Only the lines holding the string "xlabel" are needed. Copy each one.

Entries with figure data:
§ §

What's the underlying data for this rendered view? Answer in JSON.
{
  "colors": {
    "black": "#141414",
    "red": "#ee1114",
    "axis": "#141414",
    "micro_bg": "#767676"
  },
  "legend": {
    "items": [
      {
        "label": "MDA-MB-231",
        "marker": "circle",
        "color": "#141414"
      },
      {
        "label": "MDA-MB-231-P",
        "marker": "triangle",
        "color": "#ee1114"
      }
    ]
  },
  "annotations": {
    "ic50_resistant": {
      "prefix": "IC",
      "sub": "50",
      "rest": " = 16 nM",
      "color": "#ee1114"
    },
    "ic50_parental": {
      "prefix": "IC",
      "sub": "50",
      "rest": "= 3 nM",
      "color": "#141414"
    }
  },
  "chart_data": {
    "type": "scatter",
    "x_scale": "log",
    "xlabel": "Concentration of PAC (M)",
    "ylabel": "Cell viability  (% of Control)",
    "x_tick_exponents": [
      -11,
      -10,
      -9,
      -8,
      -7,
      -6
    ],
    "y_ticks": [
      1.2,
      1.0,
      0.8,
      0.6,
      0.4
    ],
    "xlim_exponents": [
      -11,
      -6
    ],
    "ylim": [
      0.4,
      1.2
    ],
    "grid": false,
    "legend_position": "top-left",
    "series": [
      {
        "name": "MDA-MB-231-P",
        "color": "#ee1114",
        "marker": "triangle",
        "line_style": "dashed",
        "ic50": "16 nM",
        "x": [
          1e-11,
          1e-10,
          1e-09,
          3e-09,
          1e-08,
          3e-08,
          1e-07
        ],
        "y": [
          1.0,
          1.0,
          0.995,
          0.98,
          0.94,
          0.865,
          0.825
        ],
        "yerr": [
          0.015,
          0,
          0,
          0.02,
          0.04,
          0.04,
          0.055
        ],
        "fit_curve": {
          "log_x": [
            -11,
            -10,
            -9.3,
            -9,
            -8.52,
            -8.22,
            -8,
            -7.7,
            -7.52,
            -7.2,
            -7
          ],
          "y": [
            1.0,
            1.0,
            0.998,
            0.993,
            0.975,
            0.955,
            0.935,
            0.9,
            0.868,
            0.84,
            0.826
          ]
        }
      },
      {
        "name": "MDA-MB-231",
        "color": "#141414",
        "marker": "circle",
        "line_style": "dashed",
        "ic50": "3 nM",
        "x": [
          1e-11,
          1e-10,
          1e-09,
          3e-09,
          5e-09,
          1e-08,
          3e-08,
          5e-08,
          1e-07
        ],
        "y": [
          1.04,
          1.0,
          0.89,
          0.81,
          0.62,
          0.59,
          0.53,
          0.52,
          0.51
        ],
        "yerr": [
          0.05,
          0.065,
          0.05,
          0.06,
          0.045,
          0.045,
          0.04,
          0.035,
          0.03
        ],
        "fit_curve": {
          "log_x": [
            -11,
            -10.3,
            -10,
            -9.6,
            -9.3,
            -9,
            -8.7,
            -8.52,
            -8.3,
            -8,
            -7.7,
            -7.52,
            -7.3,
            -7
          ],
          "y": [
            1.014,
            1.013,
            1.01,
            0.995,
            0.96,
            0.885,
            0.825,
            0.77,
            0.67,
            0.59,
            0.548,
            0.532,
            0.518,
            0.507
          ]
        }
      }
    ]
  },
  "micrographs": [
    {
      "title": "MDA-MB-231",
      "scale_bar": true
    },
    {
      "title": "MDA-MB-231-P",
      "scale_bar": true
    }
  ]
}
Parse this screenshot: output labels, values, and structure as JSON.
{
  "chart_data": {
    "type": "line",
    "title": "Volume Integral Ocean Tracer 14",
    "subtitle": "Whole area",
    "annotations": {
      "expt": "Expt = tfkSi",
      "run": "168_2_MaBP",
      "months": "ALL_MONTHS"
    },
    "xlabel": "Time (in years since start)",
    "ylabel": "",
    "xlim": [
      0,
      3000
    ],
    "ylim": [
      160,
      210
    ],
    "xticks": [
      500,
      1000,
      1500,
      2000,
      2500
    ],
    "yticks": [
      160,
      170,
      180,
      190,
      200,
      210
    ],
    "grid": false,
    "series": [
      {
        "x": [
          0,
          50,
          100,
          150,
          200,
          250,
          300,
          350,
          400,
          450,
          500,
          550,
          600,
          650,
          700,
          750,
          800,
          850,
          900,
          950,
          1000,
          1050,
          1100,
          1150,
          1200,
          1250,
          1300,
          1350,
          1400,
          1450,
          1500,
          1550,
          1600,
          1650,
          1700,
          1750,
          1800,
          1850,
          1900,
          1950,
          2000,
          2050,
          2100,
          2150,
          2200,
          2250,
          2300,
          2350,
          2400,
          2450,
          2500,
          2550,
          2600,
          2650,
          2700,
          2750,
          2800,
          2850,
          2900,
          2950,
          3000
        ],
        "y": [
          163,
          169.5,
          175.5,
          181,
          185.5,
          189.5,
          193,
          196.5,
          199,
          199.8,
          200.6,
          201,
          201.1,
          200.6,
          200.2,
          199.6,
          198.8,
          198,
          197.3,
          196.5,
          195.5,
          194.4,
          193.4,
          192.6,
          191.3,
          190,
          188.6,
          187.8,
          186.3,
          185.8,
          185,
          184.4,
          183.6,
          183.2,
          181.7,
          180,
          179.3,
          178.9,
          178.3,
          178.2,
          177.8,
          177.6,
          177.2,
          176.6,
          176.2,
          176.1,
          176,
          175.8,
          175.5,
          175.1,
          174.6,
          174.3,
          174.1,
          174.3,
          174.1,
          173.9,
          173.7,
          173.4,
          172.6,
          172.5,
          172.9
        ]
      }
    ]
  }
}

§ §

Finished task —
    "xlabel": "Concentration of PAC (M)",
    "xlabel": "Time (in years since start)",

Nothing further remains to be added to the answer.